| Materials provided |
[Start of section]

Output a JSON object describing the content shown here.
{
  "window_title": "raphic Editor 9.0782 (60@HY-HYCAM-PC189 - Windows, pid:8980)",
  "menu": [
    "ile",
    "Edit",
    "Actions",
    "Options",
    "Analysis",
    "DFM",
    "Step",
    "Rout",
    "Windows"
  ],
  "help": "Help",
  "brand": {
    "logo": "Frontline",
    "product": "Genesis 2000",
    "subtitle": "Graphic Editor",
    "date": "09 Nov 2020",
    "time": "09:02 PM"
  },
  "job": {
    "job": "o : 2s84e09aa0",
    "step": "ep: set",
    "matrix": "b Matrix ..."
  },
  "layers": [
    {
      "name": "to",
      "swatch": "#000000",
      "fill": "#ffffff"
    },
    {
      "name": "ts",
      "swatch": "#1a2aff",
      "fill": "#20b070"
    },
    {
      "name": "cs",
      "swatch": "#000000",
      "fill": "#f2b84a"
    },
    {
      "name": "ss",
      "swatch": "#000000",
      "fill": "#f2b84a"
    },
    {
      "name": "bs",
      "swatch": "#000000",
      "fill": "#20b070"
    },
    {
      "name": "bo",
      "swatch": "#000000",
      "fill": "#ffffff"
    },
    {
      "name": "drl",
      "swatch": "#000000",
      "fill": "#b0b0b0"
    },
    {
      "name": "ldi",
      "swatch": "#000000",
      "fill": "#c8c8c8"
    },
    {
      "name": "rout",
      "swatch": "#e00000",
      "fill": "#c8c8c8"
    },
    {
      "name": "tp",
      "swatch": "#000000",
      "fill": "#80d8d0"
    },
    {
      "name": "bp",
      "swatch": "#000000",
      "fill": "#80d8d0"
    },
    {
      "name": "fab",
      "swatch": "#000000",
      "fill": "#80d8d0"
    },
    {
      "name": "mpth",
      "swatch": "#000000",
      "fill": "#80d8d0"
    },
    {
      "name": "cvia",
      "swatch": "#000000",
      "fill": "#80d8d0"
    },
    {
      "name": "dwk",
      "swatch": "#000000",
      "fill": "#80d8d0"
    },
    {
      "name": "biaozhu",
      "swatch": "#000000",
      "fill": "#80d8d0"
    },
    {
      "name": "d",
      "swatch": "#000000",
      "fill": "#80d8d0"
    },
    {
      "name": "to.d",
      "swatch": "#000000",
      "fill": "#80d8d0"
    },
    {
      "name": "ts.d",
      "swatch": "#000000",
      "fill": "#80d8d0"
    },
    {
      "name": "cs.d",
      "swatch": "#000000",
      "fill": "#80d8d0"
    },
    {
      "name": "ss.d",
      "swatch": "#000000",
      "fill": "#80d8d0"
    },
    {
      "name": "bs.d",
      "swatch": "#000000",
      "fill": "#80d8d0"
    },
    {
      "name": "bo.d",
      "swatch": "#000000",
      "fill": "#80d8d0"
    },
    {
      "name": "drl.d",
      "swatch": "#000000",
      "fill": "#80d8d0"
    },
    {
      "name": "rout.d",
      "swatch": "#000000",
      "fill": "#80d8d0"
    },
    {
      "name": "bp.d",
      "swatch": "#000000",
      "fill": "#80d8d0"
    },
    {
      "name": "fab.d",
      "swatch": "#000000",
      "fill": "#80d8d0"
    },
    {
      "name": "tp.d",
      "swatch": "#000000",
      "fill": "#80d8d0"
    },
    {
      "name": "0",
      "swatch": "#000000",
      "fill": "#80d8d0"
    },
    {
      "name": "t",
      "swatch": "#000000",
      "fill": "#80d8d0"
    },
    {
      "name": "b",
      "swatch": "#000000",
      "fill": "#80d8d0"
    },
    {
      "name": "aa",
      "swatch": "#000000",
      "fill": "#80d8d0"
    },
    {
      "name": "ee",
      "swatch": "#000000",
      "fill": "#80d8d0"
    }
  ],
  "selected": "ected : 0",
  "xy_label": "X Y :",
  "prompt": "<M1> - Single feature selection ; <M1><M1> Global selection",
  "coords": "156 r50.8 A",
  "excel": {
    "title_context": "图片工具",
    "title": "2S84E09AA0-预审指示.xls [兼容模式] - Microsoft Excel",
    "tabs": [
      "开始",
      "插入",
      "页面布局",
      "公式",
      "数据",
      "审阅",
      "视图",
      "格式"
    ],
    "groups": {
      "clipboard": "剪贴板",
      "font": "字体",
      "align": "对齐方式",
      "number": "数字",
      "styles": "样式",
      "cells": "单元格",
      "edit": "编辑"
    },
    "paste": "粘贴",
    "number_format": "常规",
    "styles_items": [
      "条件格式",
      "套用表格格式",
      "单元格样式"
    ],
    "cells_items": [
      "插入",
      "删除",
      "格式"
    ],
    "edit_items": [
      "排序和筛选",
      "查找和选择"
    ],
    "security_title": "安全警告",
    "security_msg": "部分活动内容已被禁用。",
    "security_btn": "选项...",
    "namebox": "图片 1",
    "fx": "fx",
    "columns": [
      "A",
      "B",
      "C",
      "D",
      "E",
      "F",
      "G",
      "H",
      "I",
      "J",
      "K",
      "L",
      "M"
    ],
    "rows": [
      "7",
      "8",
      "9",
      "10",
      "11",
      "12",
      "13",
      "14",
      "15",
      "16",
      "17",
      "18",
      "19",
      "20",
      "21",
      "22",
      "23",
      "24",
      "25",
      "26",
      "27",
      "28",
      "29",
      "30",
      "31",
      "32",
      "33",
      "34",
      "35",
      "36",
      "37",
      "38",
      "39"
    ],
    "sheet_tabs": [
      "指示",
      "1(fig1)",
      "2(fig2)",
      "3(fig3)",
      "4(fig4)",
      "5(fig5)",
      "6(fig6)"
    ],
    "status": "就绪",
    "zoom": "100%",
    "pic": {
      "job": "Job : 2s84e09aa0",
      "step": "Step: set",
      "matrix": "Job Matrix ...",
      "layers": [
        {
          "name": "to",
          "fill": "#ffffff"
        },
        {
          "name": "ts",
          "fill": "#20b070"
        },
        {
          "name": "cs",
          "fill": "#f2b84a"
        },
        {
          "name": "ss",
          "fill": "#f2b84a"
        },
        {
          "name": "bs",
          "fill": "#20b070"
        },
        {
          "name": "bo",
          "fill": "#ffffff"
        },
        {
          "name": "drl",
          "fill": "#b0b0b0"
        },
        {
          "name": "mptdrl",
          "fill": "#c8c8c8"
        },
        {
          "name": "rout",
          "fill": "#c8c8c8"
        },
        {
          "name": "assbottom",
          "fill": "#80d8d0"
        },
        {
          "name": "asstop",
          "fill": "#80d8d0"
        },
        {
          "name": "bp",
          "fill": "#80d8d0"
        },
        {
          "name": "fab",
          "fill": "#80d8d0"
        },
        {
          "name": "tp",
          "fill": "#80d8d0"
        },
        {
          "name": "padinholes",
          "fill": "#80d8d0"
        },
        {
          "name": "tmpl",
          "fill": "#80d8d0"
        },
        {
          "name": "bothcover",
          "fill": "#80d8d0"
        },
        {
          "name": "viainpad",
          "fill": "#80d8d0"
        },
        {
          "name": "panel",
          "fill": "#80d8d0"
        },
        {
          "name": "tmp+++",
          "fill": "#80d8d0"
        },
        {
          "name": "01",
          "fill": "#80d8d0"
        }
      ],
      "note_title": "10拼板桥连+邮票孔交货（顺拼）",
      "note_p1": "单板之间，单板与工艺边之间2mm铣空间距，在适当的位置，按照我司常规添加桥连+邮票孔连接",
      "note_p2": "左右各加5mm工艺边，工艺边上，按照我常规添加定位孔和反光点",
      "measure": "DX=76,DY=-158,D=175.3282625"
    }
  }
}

[End of section]

| Exercise aim |
Output each line of the data exactly as it stands above.

| Answer section |
Output a JSON object describing the content shown here.
{
  "window_title": "raphic Editor 9.0782 (60@HY-HYCAM-PC189 - Windows, pid:8980)",
  "menu": [
    "ile",
    "Edit",
    "Actions",
    "Options",
    "Analysis",
    "DFM",
    "Step",
    "Rout",
    "Windows"
  ],
  "help": "Help",
  "brand": {
    "logo": "Frontline",
    "product": "Genesis 2000",
    "subtitle": "Graphic Editor",
    "date": "09 Nov 2020",
    "time": "09:02 PM"
  },
  "job": {
    "job": "o : 2s84e09aa0",
    "step": "ep: set",
    "matrix": "b Matrix ..."
  },
  "layers": [
    {
      "name": "to",
      "swatch": "#000000",
      "fill": "#ffffff"
    },
    {
      "name": "ts",
      "swatch": "#1a2aff",
      "fill": "#20b070"
    },
    {
      "name": "cs",
      "swatch": "#000000",
      "fill": "#f2b84a"
    },
    {
      "name": "ss",
      "swatch": "#000000",
      "fill": "#f2b84a"
    },
    {
      "name": "bs",
      "swatch": "#000000",
      "fill": "#20b070"
    },
    {
      "name": "bo",
      "swatch": "#000000",
      "fill": "#ffffff"
    },
    {
      "name": "drl",
      "swatch": "#000000",
      "fill": "#b0b0b0"
    },
    {
      "name": "ldi",
      "swatch": "#000000",
      "fill": "#c8c8c8"
    },
    {
      "name": "rout",
      "swatch": "#e00000",
      "fill": "#c8c8c8"
    },
    {
      "name": "tp",
      "swatch": "#000000",
      "fill": "#80d8d0"
    },
    {
      "name": "bp",
      "swatch": "#000000",
      "fill": "#80d8d0"
    },
    {
      "name": "fab",
      "swatch": "#000000",
      "fill": "#80d8d0"
    },
    {
      "name": "mpth",
      "swatch": "#000000",
      "fill": "#80d8d0"
    },
    {
      "name": "cvia",
      "swatch": "#000000",
      "fill": "#80d8d0"
    },
    {
      "name": "dwk",
      "swatch": "#000000",
      "fill": "#80d8d0"
    },
    {
      "name": "biaozhu",
      "swatch": "#000000",
      "fill": "#80d8d0"
    },
    {
      "name": "d",
      "swatch": "#000000",
      "fill": "#80d8d0"
    },
    {
      "name": "to.d",
      "swatch": "#000000",
      "fill": "#80d8d0"
    },
    {
      "name": "ts.d",
      "swatch": "#000000",
      "fill": "#80d8d0"
    },
    {
      "name": "cs.d",
      "swatch": "#000000",
      "fill": "#80d8d0"
    },
    {
      "name": "ss.d",
      "swatch": "#000000",
      "fill": "#80d8d0"
    },
    {
      "name": "bs.d",
      "swatch": "#000000",
      "fill": "#80d8d0"
    },
    {
      "name": "bo.d",
      "swatch": "#000000",
      "fill": "#80d8d0"
    },
    {
      "name": "drl.d",
      "swatch": "#000000",
      "fill": "#80d8d0"
    },
    {
      "name": "rout.d",
      "swatch": "#000000",
      "fill": "#80d8d0"
    },
    {
      "name": "bp.d",
      "swatch": "#000000",
      "fill": "#80d8d0"
    },
    {
      "name": "fab.d",
      "swatch": "#000000",
      "fill": "#80d8d0"
    },
    {
      "name": "tp.d",
      "swatch": "#000000",
      "fill": "#80d8d0"
    },
    {
      "name": "0",
      "swatch": "#000000",
      "fill": "#80d8d0"
    },
    {
      "name": "t",
      "swatch": "#000000",
      "fill": "#80d8d0"
    },
    {
      "name": "b",
      "swatch": "#000000",
      "fill": "#80d8d0"
    },
    {
      "name": "aa",
      "swatch": "#000000",
      "fill": "#80d8d0"
    },
    {
      "name": "ee",
      "swatch": "#000000",
      "fill": "#80d8d0"
    }
  ],
  "selected": "ected : 0",
  "xy_label": "X Y :",
  "prompt": "<M1> - Single feature selection ; <M1><M1> Global selection",
  "coords": "156 r50.8 A",
  "excel": {
    "title_context": "图片工具",
    "title": "2S84E09AA0-预审指示.xls [兼容模式] - Microsoft Excel",
    "tabs": [
      "开始",
      "插入",
      "页面布局",
      "公式",
      "数据",
      "审阅",
      "视图",
      "格式"
    ],
    "groups": {
      "clipboard": "剪贴板",
      "font": "字体",
      "align": "对齐方式",
      "number": "数字",
      "styles": "样式",
      "cells": "单元格",
      "edit": "编辑"
    },
    "paste": "粘贴",
    "number_format": "常规",
    "styles_items": [
      "条件格式",
      "套用表格格式",
      "单元格样式"
    ],
    "cells_items": [
      "插入",
      "删除",
      "格式"
    ],
    "edit_items": [
      "排序和筛选",
      "查找和选择"
    ],
    "security_title": "安全警告",
    "security_msg": "部分活动内容已被禁用。",
    "security_btn": "选项...",
    "namebox": "图片 1",
    "fx": "fx",
    "columns": [
      "A",
      "B",
      "C",
      "D",
      "E",
      "F",
      "G",
      "H",
      "I",
      "J",
      "K",
      "L",
      "M"
    ],
    "rows": [
      "7",
      "8",
      "9",
      "10",
      "11",
      "12",
      "13",
      "14",
      "15",
      "16",
      "17",
      "18",
      "19",
      "20",
      "21",
      "22",
      "23",
      "24",
      "25",
      "26",
      "27",
      "28",
      "29",
      "30",
      "31",
      "32",
      "33",
      "34",
      "35",
      "36",
      "37",
      "38",
      "39"
    ],
    "sheet_tabs": [
      "指示",
      "1(fig1)",
      "2(fig2)",
      "3(fig3)",
      "4(fig4)",
      "5(fig5)",
      "6(fig6)"
    ],
    "status": "就绪",
    "zoom": "100%",
    "pic": {
      "job": "Job : 2s84e09aa0",
      "step": "Step: set",
      "matrix": "Job Matrix ...",
      "layers": [
        {
          "name": "to",
          "fill": "#ffffff"
        },
        {
          "name": "ts",
          "fill": "#20b070"
        },
        {
          "name": "cs",
          "fill": "#f2b84a"
        },
        {
          "name": "ss",
          "fill": "#f2b84a"
        },
        {
          "name": "bs",
          "fill": "#20b070"
        },
        {
          "name": "bo",
          "fill": "#ffffff"
        },
        {
          "name": "drl",
          "fill": "#b0b0b0"
        },
        {
          "name": "mptdrl",
          "fill": "#c8c8c8"
        },
        {
          "name": "rout",
          "fill": "#c8c8c8"
        },
        {
          "name": "assbottom",
          "fill": "#80d8d0"
        },
        {
          "name": "asstop",
          "fill": "#80d8d0"
        },
        {
          "name": "bp",
          "fill": "#80d8d0"
        },
        {
          "name": "fab",
          "fill": "#80d8d0"
        },
        {
          "name": "tp",
          "fill": "#80d8d0"
        },
        {
          "name": "padinholes",
          "fill": "#80d8d0"
        },
        {
          "name": "tmpl",
          "fill": "#80d8d0"
        },
        {
          "name": "bothcover",
          "fill": "#80d8d0"
        },
        {
          "name": "viainpad",
          "fill": "#80d8d0"
        },
        {
          "name": "panel",
          "fill": "#80d8d0"
        },
        {
          "name": "tmp+++",
          "fill": "#80d8d0"
        },
        {
          "name": "01",
          "fill": "#80d8d0"
        }
      ],
      "note_title": "10拼板桥连+邮票孔交货（顺拼）",
      "note_p1": "单板之间，单板与工艺边之间2mm铣空间距，在适当的位置，按照我司常规添加桥连+邮票孔连接",
      "note_p2": "左右各加5mm工艺边，工艺边上，按照我常规添加定位孔和反光点",
      "measure": "DX=76,DY=-158,D=175.3282625"
    }
  }
}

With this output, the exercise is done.